## TASK BRIEF
Here are records with pictures in them. Copy all of them exactly and leave the pictures out.

Collected data entries:

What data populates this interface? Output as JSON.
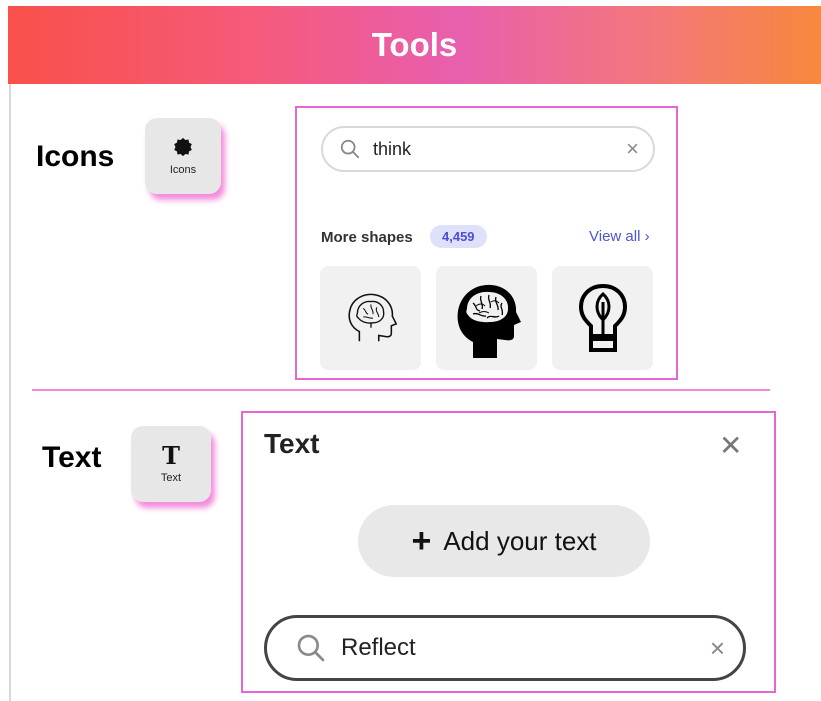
{
  "header": {
    "title": "Tools"
  },
  "icons_section": {
    "label": "Icons",
    "tile_label": "Icons",
    "panel": {
      "search_value": "think",
      "clear_symbol": "×",
      "more_shapes_label": "More shapes",
      "count": "4,459",
      "view_all_label": "View all ›",
      "results": [
        {
          "icon": "head-brain-outline-icon"
        },
        {
          "icon": "head-brain-silhouette-icon"
        },
        {
          "icon": "lightbulb-leaf-icon"
        }
      ]
    }
  },
  "text_section": {
    "label": "Text",
    "tile_glyph": "T",
    "tile_label": "Text",
    "panel": {
      "title": "Text",
      "close_symbol": "✕",
      "add_text_label": "Add your text",
      "add_symbol": "+",
      "search_value": "Reflect",
      "clear_symbol": "×"
    }
  },
  "colors": {
    "accent_magenta": "#e766d6",
    "badge_text": "#4b4fd1",
    "link": "#4b56c9"
  }
}
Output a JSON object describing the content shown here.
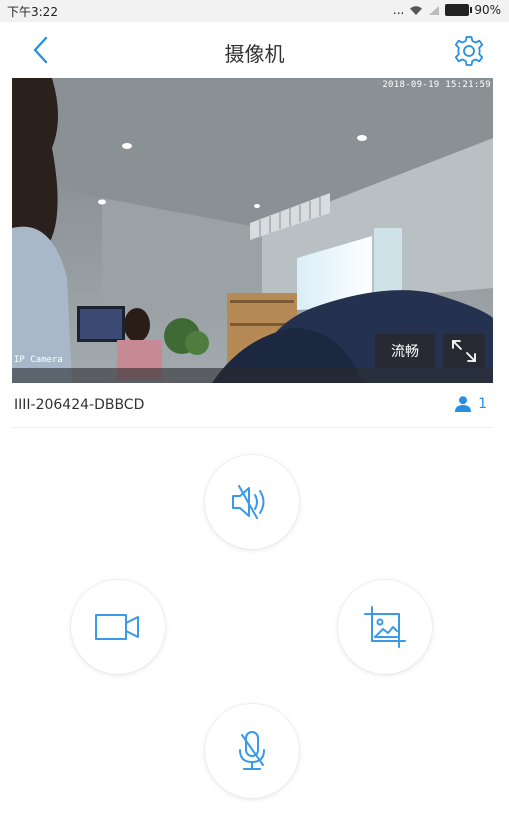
{
  "status_bar": {
    "time": "下午3:22",
    "dots": "...",
    "battery": "90%"
  },
  "header": {
    "title": "摄像机",
    "back_icon": "chevron-left-icon",
    "settings_icon": "gear-icon"
  },
  "video": {
    "timestamp": "2018-09-19 15:21:59",
    "camera_label": "IP Camera",
    "quality_label": "流畅",
    "fullscreen_icon": "expand-icon"
  },
  "device": {
    "id": "IIII-206424-DBBCD",
    "viewer_count": "1",
    "viewer_icon": "person-icon"
  },
  "controls": {
    "mute_icon": "speaker-muted-icon",
    "record_icon": "video-camera-icon",
    "snapshot_icon": "picture-icon",
    "talk_icon": "microphone-icon"
  },
  "colors": {
    "accent": "#2a8fe0",
    "icon": "#3a9ae8"
  }
}
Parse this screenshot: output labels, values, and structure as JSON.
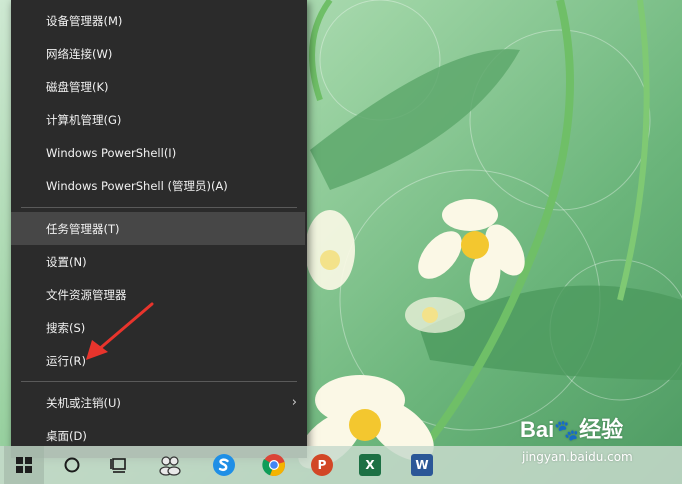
{
  "menu": {
    "items": [
      {
        "label": "设备管理器(M)"
      },
      {
        "label": "网络连接(W)"
      },
      {
        "label": "磁盘管理(K)"
      },
      {
        "label": "计算机管理(G)"
      },
      {
        "label": "Windows PowerShell(I)"
      },
      {
        "label": "Windows PowerShell (管理员)(A)"
      },
      {
        "label": "任务管理器(T)",
        "highlighted": true
      },
      {
        "label": "设置(N)"
      },
      {
        "label": "文件资源管理器"
      },
      {
        "label": "搜索(S)"
      },
      {
        "label": "运行(R)"
      },
      {
        "label": "关机或注销(U)",
        "has_submenu": true
      },
      {
        "label": "桌面(D)"
      }
    ]
  },
  "taskbar": {
    "icons": [
      "windows-start-icon",
      "cortana-search-icon",
      "task-view-icon",
      "people-icon",
      "sogou-browser-icon",
      "chrome-icon",
      "powerpoint-icon",
      "excel-icon",
      "word-icon"
    ],
    "powerpoint_letter": "P",
    "excel_letter": "X",
    "word_letter": "W"
  },
  "watermark": {
    "brand": "Bai",
    "brand_cn": "经验",
    "url": "jingyan.baidu.com"
  },
  "colors": {
    "menu_bg": "#2b2b2b",
    "menu_highlight": "#474747",
    "annotation_arrow": "#e8342c"
  }
}
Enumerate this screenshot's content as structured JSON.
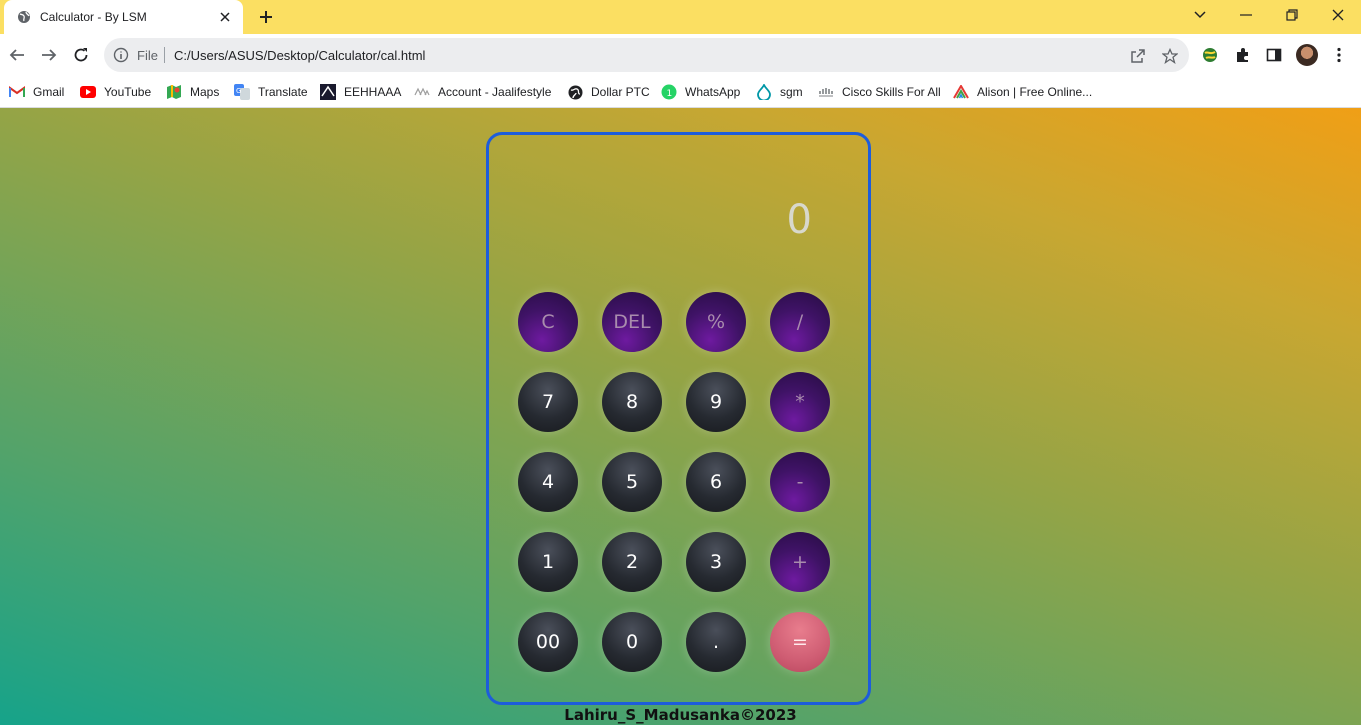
{
  "browser": {
    "tab": {
      "title": "Calculator - By LSM"
    },
    "omnibox": {
      "scheme": "File",
      "url": "C:/Users/ASUS/Desktop/Calculator/cal.html"
    },
    "bookmarks": [
      {
        "label": "Gmail",
        "icon": "gmail-icon"
      },
      {
        "label": "YouTube",
        "icon": "youtube-icon"
      },
      {
        "label": "Maps",
        "icon": "maps-icon"
      },
      {
        "label": "Translate",
        "icon": "translate-icon"
      },
      {
        "label": "EEHHAAA",
        "icon": "eehhaaa-icon"
      },
      {
        "label": "Account - Jaalifestyle",
        "icon": "jaalifestyle-icon"
      },
      {
        "label": "Dollar PTC",
        "icon": "globe-icon"
      },
      {
        "label": "WhatsApp",
        "icon": "whatsapp-icon"
      },
      {
        "label": "sgm",
        "icon": "drop-icon"
      },
      {
        "label": "Cisco Skills For All",
        "icon": "cisco-icon"
      },
      {
        "label": "Alison | Free Online...",
        "icon": "alison-icon"
      }
    ]
  },
  "calculator": {
    "display": "0",
    "rows": [
      [
        {
          "label": "C",
          "type": "op"
        },
        {
          "label": "DEL",
          "type": "op"
        },
        {
          "label": "%",
          "type": "op"
        },
        {
          "label": "/",
          "type": "op"
        }
      ],
      [
        {
          "label": "7",
          "type": "num"
        },
        {
          "label": "8",
          "type": "num"
        },
        {
          "label": "9",
          "type": "num"
        },
        {
          "label": "*",
          "type": "op"
        }
      ],
      [
        {
          "label": "4",
          "type": "num"
        },
        {
          "label": "5",
          "type": "num"
        },
        {
          "label": "6",
          "type": "num"
        },
        {
          "label": "-",
          "type": "op"
        }
      ],
      [
        {
          "label": "1",
          "type": "num"
        },
        {
          "label": "2",
          "type": "num"
        },
        {
          "label": "3",
          "type": "num"
        },
        {
          "label": "+",
          "type": "op"
        }
      ],
      [
        {
          "label": "00",
          "type": "num"
        },
        {
          "label": "0",
          "type": "num"
        },
        {
          "label": ".",
          "type": "num"
        },
        {
          "label": "=",
          "type": "eq"
        }
      ]
    ],
    "footer": "Lahiru_S_Madusanka©2023"
  },
  "colors": {
    "tabstrip": "#fbdf62",
    "frame_border": "#1d5ddb",
    "operator_button": "#3f1366",
    "number_button": "#262a31",
    "equals_button": "#cf5d73"
  }
}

## IN RESPONSE
What data populates this interface? Output as JSON.
{
  "header": {
    "title": "Tools"
  },
  "icons_section": {
    "label": "Icons",
    "tile_label": "Icons",
    "panel": {
      "search_value": "think",
      "clear_symbol": "×",
      "more_shapes_label": "More shapes",
      "count": "4,459",
      "view_all_label": "View all ›",
      "results": [
        {
          "icon": "head-brain-outline-icon"
        },
        {
          "icon": "head-brain-silhouette-icon"
        },
        {
          "icon": "lightbulb-leaf-icon"
        }
      ]
    }
  },
  "text_section": {
    "label": "Text",
    "tile_glyph": "T",
    "tile_label": "Text",
    "panel": {
      "title": "Text",
      "close_symbol": "✕",
      "add_text_label": "Add your text",
      "add_symbol": "+",
      "search_value": "Reflect",
      "clear_symbol": "×"
    }
  },
  "colors": {
    "accent_magenta": "#e766d6",
    "badge_text": "#4b4fd1",
    "link": "#4b56c9"
  }
}
Output a JSON object describing the content shown here.
{
  "status_bar": {
    "time": "下午3:22",
    "dots": "...",
    "battery": "90%"
  },
  "header": {
    "title": "摄像机",
    "back_icon": "chevron-left-icon",
    "settings_icon": "gear-icon"
  },
  "video": {
    "timestamp": "2018-09-19 15:21:59",
    "camera_label": "IP Camera",
    "quality_label": "流畅",
    "fullscreen_icon": "expand-icon"
  },
  "device": {
    "id": "IIII-206424-DBBCD",
    "viewer_count": "1",
    "viewer_icon": "person-icon"
  },
  "controls": {
    "mute_icon": "speaker-muted-icon",
    "record_icon": "video-camera-icon",
    "snapshot_icon": "picture-icon",
    "talk_icon": "microphone-icon"
  },
  "colors": {
    "accent": "#2a8fe0",
    "icon": "#3a9ae8"
  }
}
Parse this screenshot: output labels, values, and structure as JSON.
{
  "menu": {
    "items": [
      {
        "label": "设备管理器(M)"
      },
      {
        "label": "网络连接(W)"
      },
      {
        "label": "磁盘管理(K)"
      },
      {
        "label": "计算机管理(G)"
      },
      {
        "label": "Windows PowerShell(I)"
      },
      {
        "label": "Windows PowerShell (管理员)(A)"
      },
      {
        "label": "任务管理器(T)",
        "highlighted": true
      },
      {
        "label": "设置(N)"
      },
      {
        "label": "文件资源管理器"
      },
      {
        "label": "搜索(S)"
      },
      {
        "label": "运行(R)"
      },
      {
        "label": "关机或注销(U)",
        "has_submenu": true
      },
      {
        "label": "桌面(D)"
      }
    ]
  },
  "taskbar": {
    "icons": [
      "windows-start-icon",
      "cortana-search-icon",
      "task-view-icon",
      "people-icon",
      "sogou-browser-icon",
      "chrome-icon",
      "powerpoint-icon",
      "excel-icon",
      "word-icon"
    ],
    "powerpoint_letter": "P",
    "excel_letter": "X",
    "word_letter": "W"
  },
  "watermark": {
    "brand": "Bai",
    "brand_cn": "经验",
    "url": "jingyan.baidu.com"
  },
  "colors": {
    "menu_bg": "#2b2b2b",
    "menu_highlight": "#474747",
    "annotation_arrow": "#e8342c"
  }
}
Enumerate this screenshot's content as structured JSON.
{
  "browser": {
    "tab": {
      "title": "Calculator - By LSM"
    },
    "omnibox": {
      "scheme": "File",
      "url": "C:/Users/ASUS/Desktop/Calculator/cal.html"
    },
    "bookmarks": [
      {
        "label": "Gmail",
        "icon": "gmail-icon"
      },
      {
        "label": "YouTube",
        "icon": "youtube-icon"
      },
      {
        "label": "Maps",
        "icon": "maps-icon"
      },
      {
        "label": "Translate",
        "icon": "translate-icon"
      },
      {
        "label": "EEHHAAA",
        "icon": "eehhaaa-icon"
      },
      {
        "label": "Account - Jaalifestyle",
        "icon": "jaalifestyle-icon"
      },
      {
        "label": "Dollar PTC",
        "icon": "globe-icon"
      },
      {
        "label": "WhatsApp",
        "icon": "whatsapp-icon"
      },
      {
        "label": "sgm",
        "icon": "drop-icon"
      },
      {
        "label": "Cisco Skills For All",
        "icon": "cisco-icon"
      },
      {
        "label": "Alison | Free Online...",
        "icon": "alison-icon"
      }
    ]
  },
  "calculator": {
    "display": "0",
    "rows": [
      [
        {
          "label": "C",
          "type": "op"
        },
        {
          "label": "DEL",
          "type": "op"
        },
        {
          "label": "%",
          "type": "op"
        },
        {
          "label": "/",
          "type": "op"
        }
      ],
      [
        {
          "label": "7",
          "type": "num"
        },
        {
          "label": "8",
          "type": "num"
        },
        {
          "label": "9",
          "type": "num"
        },
        {
          "label": "*",
          "type": "op"
        }
      ],
      [
        {
          "label": "4",
          "type": "num"
        },
        {
          "label": "5",
          "type": "num"
        },
        {
          "label": "6",
          "type": "num"
        },
        {
          "label": "-",
          "type": "op"
        }
      ],
      [
        {
          "label": "1",
          "type": "num"
        },
        {
          "label": "2",
          "type": "num"
        },
        {
          "label": "3",
          "type": "num"
        },
        {
          "label": "+",
          "type": "op"
        }
      ],
      [
        {
          "label": "00",
          "type": "num"
        },
        {
          "label": "0",
          "type": "num"
        },
        {
          "label": ".",
          "type": "num"
        },
        {
          "label": "=",
          "type": "eq"
        }
      ]
    ],
    "footer": "Lahiru_S_Madusanka©2023"
  },
  "colors": {
    "tabstrip": "#fbdf62",
    "frame_border": "#1d5ddb",
    "operator_button": "#3f1366",
    "number_button": "#262a31",
    "equals_button": "#cf5d73"
  }
}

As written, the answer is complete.